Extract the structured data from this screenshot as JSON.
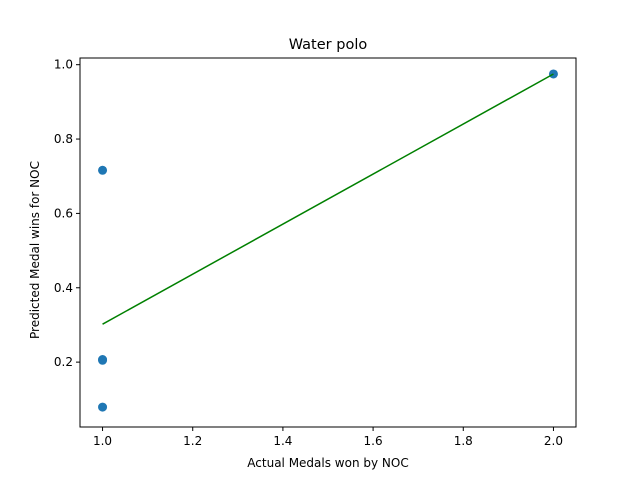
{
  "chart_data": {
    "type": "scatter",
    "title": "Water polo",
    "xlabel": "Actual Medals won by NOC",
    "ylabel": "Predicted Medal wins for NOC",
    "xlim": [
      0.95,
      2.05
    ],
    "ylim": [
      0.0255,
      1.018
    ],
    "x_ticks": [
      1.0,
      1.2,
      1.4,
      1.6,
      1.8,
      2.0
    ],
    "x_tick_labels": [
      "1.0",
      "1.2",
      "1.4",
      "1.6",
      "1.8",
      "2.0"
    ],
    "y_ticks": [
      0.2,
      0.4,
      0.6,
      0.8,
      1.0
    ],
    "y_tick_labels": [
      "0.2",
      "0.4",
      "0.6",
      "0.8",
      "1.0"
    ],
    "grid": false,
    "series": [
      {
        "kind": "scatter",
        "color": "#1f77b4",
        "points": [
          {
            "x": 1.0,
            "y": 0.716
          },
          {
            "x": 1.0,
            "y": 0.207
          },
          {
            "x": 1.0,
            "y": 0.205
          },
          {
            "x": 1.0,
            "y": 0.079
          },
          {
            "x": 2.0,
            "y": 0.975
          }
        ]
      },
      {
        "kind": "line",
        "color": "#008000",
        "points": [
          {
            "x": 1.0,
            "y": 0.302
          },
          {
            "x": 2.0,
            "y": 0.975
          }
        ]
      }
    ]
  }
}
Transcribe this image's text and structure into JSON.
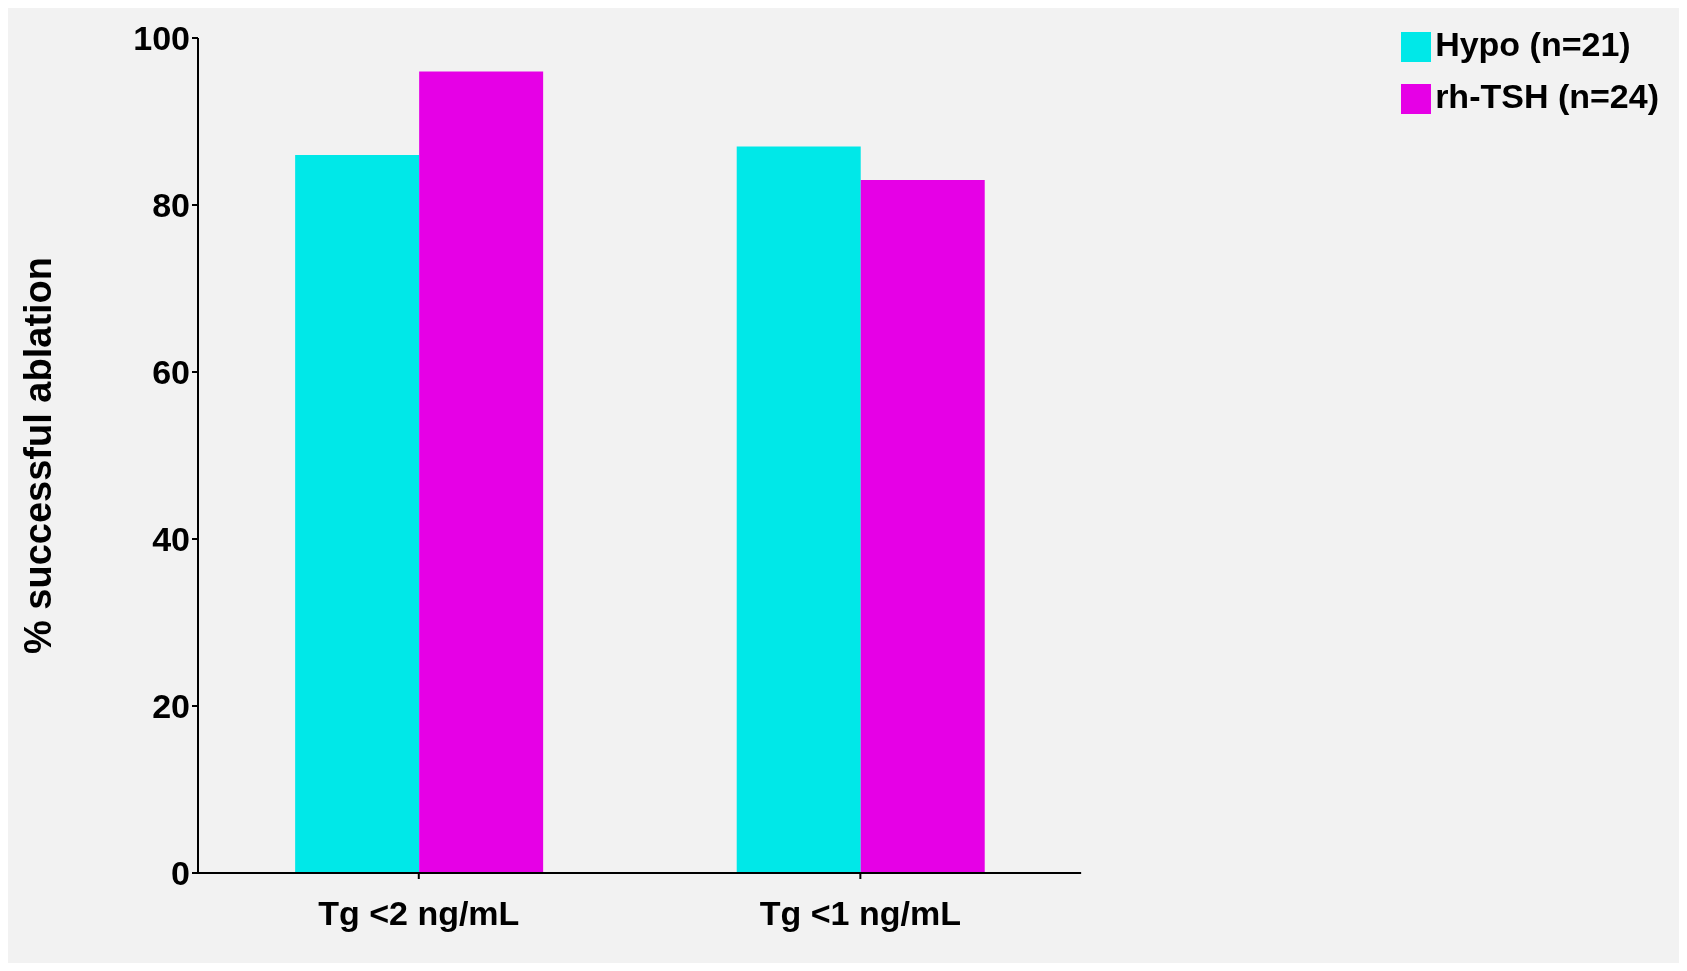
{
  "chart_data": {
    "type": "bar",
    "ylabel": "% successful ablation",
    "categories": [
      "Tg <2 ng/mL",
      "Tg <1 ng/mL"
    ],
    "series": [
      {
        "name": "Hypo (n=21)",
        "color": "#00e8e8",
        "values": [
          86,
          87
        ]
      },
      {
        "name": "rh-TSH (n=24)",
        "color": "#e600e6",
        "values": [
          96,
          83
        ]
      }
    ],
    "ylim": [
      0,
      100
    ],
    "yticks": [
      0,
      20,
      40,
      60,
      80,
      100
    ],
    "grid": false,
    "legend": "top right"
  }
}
══════
WRITTEN INSTRUCTION - Every record gets retyped exactly; no picture goes into the copy.

EXERCISE SOLUTION -
Extract the structured data from this screenshot as JSON.
{
  "chart_data": {
    "type": "scatter",
    "title": "Water polo",
    "xlabel": "Actual Medals won by NOC",
    "ylabel": "Predicted Medal wins for NOC",
    "xlim": [
      0.95,
      2.05
    ],
    "ylim": [
      0.0255,
      1.018
    ],
    "x_ticks": [
      1.0,
      1.2,
      1.4,
      1.6,
      1.8,
      2.0
    ],
    "x_tick_labels": [
      "1.0",
      "1.2",
      "1.4",
      "1.6",
      "1.8",
      "2.0"
    ],
    "y_ticks": [
      0.2,
      0.4,
      0.6,
      0.8,
      1.0
    ],
    "y_tick_labels": [
      "0.2",
      "0.4",
      "0.6",
      "0.8",
      "1.0"
    ],
    "grid": false,
    "series": [
      {
        "kind": "scatter",
        "color": "#1f77b4",
        "points": [
          {
            "x": 1.0,
            "y": 0.716
          },
          {
            "x": 1.0,
            "y": 0.207
          },
          {
            "x": 1.0,
            "y": 0.205
          },
          {
            "x": 1.0,
            "y": 0.079
          },
          {
            "x": 2.0,
            "y": 0.975
          }
        ]
      },
      {
        "kind": "line",
        "color": "#008000",
        "points": [
          {
            "x": 1.0,
            "y": 0.302
          },
          {
            "x": 2.0,
            "y": 0.975
          }
        ]
      }
    ]
  }
}
Transcribe this image's text and structure into JSON.
{
  "chart_data": {
    "type": "bar",
    "ylabel": "% successful ablation",
    "categories": [
      "Tg <2 ng/mL",
      "Tg <1 ng/mL"
    ],
    "series": [
      {
        "name": "Hypo (n=21)",
        "color": "#00e8e8",
        "values": [
          86,
          87
        ]
      },
      {
        "name": "rh-TSH (n=24)",
        "color": "#e600e6",
        "values": [
          96,
          83
        ]
      }
    ],
    "ylim": [
      0,
      100
    ],
    "yticks": [
      0,
      20,
      40,
      60,
      80,
      100
    ],
    "grid": false,
    "legend": "top right"
  }
}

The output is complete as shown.